YOUR GOAL – In the listing that follows, count each line where the word "Prefetch" appears; write nothing but the count.

EXTRACTED DATA –

** Start **

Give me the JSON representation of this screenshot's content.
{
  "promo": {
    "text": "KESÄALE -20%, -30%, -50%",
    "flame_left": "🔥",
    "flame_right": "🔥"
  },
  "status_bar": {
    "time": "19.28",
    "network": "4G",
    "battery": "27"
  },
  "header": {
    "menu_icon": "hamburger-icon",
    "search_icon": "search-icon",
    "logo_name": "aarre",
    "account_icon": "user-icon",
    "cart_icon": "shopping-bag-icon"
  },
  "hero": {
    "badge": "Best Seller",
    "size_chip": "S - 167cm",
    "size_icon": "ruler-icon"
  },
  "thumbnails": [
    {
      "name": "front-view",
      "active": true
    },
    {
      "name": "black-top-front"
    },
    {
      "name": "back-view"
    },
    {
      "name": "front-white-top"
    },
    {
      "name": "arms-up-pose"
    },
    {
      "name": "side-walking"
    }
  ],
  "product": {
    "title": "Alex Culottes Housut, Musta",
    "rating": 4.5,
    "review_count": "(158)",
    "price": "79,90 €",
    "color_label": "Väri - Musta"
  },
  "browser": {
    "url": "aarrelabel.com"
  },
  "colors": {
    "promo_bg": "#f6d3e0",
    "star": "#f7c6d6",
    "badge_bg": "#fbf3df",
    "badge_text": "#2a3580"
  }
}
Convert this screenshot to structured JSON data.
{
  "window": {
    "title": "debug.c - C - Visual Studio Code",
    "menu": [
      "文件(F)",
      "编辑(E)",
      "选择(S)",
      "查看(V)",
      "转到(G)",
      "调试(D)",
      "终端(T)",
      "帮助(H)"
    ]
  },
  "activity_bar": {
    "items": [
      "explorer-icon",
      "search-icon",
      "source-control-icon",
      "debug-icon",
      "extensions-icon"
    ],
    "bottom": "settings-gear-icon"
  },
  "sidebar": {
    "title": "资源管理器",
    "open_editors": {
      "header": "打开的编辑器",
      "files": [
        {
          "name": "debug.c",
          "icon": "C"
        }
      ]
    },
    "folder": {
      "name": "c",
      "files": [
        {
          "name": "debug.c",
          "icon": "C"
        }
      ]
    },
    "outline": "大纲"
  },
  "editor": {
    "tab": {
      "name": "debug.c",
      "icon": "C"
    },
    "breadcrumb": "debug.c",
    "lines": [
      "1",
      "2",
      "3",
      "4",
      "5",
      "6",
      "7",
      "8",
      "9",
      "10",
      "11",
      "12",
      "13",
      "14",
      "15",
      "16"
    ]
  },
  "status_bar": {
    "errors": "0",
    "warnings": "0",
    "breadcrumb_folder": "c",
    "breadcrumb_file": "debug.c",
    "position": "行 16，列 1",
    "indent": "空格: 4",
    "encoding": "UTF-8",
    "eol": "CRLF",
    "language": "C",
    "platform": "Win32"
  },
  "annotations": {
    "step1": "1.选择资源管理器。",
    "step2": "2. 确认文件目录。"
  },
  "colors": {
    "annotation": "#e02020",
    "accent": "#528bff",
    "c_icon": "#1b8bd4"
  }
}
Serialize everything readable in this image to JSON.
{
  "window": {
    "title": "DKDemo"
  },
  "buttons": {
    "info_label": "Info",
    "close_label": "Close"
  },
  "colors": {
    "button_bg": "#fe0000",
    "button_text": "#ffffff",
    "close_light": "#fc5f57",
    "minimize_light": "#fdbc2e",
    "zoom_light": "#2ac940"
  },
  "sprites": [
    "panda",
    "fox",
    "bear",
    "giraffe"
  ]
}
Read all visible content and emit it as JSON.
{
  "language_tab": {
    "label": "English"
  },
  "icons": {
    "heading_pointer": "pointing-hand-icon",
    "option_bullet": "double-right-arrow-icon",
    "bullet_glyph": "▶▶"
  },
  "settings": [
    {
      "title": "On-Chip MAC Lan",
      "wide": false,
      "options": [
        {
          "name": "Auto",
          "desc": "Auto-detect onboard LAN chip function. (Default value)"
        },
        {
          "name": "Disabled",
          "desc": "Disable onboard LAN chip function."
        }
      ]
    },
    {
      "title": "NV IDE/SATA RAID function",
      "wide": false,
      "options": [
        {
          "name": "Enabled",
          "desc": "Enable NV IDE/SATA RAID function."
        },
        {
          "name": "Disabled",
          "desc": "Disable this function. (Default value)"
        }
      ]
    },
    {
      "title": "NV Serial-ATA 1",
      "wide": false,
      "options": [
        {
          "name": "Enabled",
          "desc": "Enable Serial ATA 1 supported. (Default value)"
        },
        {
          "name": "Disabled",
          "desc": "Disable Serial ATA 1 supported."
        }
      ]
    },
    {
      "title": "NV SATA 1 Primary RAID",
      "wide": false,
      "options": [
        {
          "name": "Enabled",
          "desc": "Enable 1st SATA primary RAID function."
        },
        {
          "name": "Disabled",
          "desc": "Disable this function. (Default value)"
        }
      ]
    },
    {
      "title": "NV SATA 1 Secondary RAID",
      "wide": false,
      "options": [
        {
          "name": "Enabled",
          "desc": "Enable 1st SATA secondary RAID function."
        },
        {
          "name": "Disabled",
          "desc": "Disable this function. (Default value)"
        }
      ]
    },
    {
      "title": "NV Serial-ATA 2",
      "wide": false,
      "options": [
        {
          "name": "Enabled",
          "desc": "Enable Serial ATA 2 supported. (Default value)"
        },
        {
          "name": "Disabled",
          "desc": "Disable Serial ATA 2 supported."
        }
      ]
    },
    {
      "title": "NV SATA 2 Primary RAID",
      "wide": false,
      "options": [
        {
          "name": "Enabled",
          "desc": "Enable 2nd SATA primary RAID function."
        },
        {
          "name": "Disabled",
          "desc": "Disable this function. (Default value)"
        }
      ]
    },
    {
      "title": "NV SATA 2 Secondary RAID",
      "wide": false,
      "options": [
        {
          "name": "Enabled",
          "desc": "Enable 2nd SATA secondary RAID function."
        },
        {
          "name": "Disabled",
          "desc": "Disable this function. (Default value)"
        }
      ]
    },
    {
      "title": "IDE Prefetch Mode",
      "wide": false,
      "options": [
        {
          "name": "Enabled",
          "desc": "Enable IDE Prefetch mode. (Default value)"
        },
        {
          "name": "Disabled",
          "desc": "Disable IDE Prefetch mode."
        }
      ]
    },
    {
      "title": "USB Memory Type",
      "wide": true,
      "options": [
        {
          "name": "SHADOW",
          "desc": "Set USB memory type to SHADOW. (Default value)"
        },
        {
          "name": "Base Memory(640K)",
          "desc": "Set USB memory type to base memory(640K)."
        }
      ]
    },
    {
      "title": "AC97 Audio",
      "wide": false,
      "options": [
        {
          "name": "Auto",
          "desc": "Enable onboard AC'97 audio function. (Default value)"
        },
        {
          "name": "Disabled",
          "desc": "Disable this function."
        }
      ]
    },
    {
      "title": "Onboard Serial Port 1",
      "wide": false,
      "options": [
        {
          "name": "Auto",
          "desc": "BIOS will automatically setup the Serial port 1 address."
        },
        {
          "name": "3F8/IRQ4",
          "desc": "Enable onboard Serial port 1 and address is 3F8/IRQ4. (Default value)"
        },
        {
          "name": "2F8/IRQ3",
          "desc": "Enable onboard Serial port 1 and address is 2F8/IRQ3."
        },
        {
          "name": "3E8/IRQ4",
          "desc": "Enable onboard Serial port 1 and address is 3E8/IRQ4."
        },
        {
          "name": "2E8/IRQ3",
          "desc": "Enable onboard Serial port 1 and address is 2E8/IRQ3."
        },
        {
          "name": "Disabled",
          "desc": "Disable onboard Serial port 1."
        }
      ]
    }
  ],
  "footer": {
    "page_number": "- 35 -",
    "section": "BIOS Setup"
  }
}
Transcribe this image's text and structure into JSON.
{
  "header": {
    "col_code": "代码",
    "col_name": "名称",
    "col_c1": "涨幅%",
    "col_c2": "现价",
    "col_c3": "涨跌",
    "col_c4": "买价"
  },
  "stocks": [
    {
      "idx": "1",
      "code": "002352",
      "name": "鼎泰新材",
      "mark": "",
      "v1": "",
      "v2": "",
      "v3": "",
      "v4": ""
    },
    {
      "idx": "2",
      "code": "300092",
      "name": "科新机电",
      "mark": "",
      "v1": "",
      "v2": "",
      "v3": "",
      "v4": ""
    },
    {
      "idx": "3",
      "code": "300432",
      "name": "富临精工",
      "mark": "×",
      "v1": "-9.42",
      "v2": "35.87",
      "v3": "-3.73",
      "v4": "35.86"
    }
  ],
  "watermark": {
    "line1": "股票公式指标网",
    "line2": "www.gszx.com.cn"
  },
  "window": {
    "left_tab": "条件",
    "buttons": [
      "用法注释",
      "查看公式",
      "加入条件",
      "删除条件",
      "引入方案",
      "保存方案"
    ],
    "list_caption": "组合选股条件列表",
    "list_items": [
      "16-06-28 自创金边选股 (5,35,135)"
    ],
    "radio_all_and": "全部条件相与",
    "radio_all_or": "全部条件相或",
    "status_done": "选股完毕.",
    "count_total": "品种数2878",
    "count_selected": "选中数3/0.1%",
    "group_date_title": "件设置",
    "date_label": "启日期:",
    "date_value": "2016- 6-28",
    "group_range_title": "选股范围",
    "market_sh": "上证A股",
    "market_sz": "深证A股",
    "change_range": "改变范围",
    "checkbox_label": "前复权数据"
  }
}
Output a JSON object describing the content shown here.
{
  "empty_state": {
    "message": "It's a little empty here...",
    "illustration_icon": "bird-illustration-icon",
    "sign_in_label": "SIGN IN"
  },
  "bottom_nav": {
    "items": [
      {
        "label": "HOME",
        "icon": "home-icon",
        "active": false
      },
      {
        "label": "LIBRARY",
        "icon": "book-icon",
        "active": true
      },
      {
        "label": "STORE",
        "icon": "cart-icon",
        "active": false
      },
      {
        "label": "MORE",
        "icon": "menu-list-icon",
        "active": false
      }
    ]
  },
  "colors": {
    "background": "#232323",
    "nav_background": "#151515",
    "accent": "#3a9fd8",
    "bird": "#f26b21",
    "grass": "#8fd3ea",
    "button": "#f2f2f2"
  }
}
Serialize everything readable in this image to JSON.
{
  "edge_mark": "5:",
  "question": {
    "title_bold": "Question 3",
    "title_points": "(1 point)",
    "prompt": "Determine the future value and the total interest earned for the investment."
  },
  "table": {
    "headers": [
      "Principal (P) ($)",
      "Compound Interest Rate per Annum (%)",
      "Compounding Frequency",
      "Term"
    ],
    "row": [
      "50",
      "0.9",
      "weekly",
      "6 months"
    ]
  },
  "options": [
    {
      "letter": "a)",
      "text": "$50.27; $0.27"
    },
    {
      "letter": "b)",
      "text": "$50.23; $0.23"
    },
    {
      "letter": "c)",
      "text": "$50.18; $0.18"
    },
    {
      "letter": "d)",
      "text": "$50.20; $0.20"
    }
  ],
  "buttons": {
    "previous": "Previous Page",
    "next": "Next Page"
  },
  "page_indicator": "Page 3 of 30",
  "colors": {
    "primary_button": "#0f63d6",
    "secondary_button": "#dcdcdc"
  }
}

** End **

RESPONSE TO THIS EXERCISE – 3